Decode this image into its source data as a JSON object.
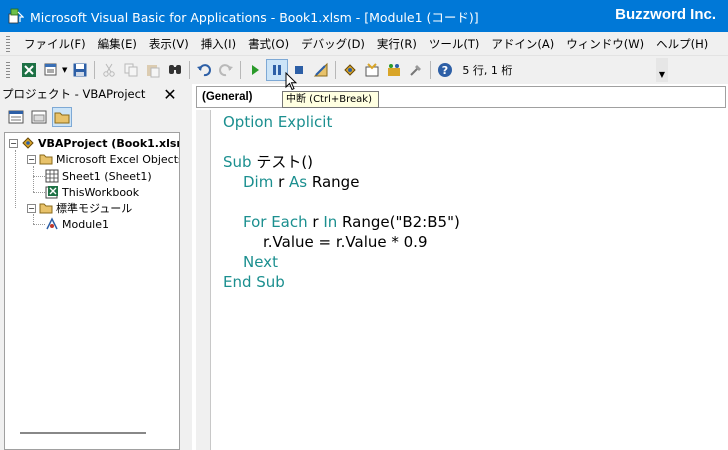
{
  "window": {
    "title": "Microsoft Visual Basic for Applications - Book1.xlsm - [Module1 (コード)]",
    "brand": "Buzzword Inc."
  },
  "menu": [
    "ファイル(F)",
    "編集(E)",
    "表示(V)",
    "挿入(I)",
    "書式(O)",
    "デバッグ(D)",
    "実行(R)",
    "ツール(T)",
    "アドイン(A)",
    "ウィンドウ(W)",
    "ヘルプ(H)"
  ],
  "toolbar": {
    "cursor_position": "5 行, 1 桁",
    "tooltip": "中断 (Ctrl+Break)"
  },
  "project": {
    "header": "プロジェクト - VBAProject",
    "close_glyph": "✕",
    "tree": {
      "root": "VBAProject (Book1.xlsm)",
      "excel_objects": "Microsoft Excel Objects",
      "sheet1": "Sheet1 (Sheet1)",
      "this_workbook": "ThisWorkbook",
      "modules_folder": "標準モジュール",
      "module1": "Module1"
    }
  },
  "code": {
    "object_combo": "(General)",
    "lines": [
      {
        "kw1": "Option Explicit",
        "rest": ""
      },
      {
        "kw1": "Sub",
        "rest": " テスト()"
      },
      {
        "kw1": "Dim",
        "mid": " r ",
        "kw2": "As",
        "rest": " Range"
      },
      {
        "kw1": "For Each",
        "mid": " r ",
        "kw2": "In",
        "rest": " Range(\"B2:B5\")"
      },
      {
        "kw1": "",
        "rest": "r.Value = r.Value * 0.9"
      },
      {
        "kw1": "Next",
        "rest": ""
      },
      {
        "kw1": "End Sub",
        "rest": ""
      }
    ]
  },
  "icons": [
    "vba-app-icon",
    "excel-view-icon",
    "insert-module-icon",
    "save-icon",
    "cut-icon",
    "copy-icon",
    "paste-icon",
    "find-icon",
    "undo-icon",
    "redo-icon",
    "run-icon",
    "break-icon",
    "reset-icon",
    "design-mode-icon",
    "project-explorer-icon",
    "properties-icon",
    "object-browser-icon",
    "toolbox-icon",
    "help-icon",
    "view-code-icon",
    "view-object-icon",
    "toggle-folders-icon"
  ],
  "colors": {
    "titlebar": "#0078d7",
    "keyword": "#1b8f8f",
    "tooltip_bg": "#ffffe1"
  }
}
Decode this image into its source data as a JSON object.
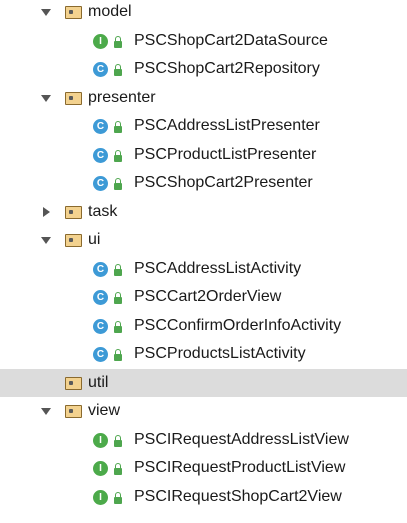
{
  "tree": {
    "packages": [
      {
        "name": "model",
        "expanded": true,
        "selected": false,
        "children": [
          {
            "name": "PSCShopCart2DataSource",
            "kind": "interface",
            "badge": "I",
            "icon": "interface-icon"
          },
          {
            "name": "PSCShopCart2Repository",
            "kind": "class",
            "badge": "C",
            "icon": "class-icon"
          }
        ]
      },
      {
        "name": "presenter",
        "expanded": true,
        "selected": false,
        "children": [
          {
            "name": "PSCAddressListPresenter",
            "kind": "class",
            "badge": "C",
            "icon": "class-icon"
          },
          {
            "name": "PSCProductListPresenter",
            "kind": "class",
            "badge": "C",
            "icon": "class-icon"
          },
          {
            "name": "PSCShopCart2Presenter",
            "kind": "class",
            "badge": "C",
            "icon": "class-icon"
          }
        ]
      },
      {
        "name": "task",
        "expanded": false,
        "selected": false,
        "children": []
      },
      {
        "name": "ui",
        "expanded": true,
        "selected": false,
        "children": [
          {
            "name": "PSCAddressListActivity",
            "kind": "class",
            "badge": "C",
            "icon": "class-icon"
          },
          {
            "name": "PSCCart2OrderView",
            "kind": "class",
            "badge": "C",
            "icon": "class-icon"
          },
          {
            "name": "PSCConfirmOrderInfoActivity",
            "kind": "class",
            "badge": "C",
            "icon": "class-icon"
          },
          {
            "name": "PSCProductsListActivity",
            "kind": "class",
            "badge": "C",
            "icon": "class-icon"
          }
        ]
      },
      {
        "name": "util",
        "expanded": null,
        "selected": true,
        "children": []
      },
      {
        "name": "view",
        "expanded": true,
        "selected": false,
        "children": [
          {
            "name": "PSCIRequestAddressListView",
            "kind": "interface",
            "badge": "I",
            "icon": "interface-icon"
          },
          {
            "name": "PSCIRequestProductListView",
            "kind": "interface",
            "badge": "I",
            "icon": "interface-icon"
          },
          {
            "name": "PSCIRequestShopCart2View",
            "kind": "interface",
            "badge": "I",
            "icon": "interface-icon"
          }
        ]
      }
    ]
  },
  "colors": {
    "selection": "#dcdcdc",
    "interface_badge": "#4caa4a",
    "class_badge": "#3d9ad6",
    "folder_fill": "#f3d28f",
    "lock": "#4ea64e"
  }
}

Task requirements:
Return the entries unchanged, save for the pictures, which do not belong in the copy.

Correct result:
Decode this image into its source data as a JSON object.
{
  "window": {
    "title": "Microsoft Visual Basic for Applications - Book1.xlsm - [Module1 (コード)]",
    "brand": "Buzzword Inc."
  },
  "menu": [
    "ファイル(F)",
    "編集(E)",
    "表示(V)",
    "挿入(I)",
    "書式(O)",
    "デバッグ(D)",
    "実行(R)",
    "ツール(T)",
    "アドイン(A)",
    "ウィンドウ(W)",
    "ヘルプ(H)"
  ],
  "toolbar": {
    "cursor_position": "5 行, 1 桁",
    "tooltip": "中断 (Ctrl+Break)"
  },
  "project": {
    "header": "プロジェクト - VBAProject",
    "close_glyph": "✕",
    "tree": {
      "root": "VBAProject (Book1.xlsm)",
      "excel_objects": "Microsoft Excel Objects",
      "sheet1": "Sheet1 (Sheet1)",
      "this_workbook": "ThisWorkbook",
      "modules_folder": "標準モジュール",
      "module1": "Module1"
    }
  },
  "code": {
    "object_combo": "(General)",
    "lines": [
      {
        "kw1": "Option Explicit",
        "rest": ""
      },
      {
        "kw1": "Sub",
        "rest": " テスト()"
      },
      {
        "kw1": "Dim",
        "mid": " r ",
        "kw2": "As",
        "rest": " Range"
      },
      {
        "kw1": "For Each",
        "mid": " r ",
        "kw2": "In",
        "rest": " Range(\"B2:B5\")"
      },
      {
        "kw1": "",
        "rest": "r.Value = r.Value * 0.9"
      },
      {
        "kw1": "Next",
        "rest": ""
      },
      {
        "kw1": "End Sub",
        "rest": ""
      }
    ]
  },
  "icons": [
    "vba-app-icon",
    "excel-view-icon",
    "insert-module-icon",
    "save-icon",
    "cut-icon",
    "copy-icon",
    "paste-icon",
    "find-icon",
    "undo-icon",
    "redo-icon",
    "run-icon",
    "break-icon",
    "reset-icon",
    "design-mode-icon",
    "project-explorer-icon",
    "properties-icon",
    "object-browser-icon",
    "toolbox-icon",
    "help-icon",
    "view-code-icon",
    "view-object-icon",
    "toggle-folders-icon"
  ],
  "colors": {
    "titlebar": "#0078d7",
    "keyword": "#1b8f8f",
    "tooltip_bg": "#ffffe1"
  }
}
Decode this image into its source data as a JSON object.
{
  "tree": {
    "packages": [
      {
        "name": "model",
        "expanded": true,
        "selected": false,
        "children": [
          {
            "name": "PSCShopCart2DataSource",
            "kind": "interface",
            "badge": "I",
            "icon": "interface-icon"
          },
          {
            "name": "PSCShopCart2Repository",
            "kind": "class",
            "badge": "C",
            "icon": "class-icon"
          }
        ]
      },
      {
        "name": "presenter",
        "expanded": true,
        "selected": false,
        "children": [
          {
            "name": "PSCAddressListPresenter",
            "kind": "class",
            "badge": "C",
            "icon": "class-icon"
          },
          {
            "name": "PSCProductListPresenter",
            "kind": "class",
            "badge": "C",
            "icon": "class-icon"
          },
          {
            "name": "PSCShopCart2Presenter",
            "kind": "class",
            "badge": "C",
            "icon": "class-icon"
          }
        ]
      },
      {
        "name": "task",
        "expanded": false,
        "selected": false,
        "children": []
      },
      {
        "name": "ui",
        "expanded": true,
        "selected": false,
        "children": [
          {
            "name": "PSCAddressListActivity",
            "kind": "class",
            "badge": "C",
            "icon": "class-icon"
          },
          {
            "name": "PSCCart2OrderView",
            "kind": "class",
            "badge": "C",
            "icon": "class-icon"
          },
          {
            "name": "PSCConfirmOrderInfoActivity",
            "kind": "class",
            "badge": "C",
            "icon": "class-icon"
          },
          {
            "name": "PSCProductsListActivity",
            "kind": "class",
            "badge": "C",
            "icon": "class-icon"
          }
        ]
      },
      {
        "name": "util",
        "expanded": null,
        "selected": true,
        "children": []
      },
      {
        "name": "view",
        "expanded": true,
        "selected": false,
        "children": [
          {
            "name": "PSCIRequestAddressListView",
            "kind": "interface",
            "badge": "I",
            "icon": "interface-icon"
          },
          {
            "name": "PSCIRequestProductListView",
            "kind": "interface",
            "badge": "I",
            "icon": "interface-icon"
          },
          {
            "name": "PSCIRequestShopCart2View",
            "kind": "interface",
            "badge": "I",
            "icon": "interface-icon"
          }
        ]
      }
    ]
  },
  "colors": {
    "selection": "#dcdcdc",
    "interface_badge": "#4caa4a",
    "class_badge": "#3d9ad6",
    "folder_fill": "#f3d28f",
    "lock": "#4ea64e"
  }
}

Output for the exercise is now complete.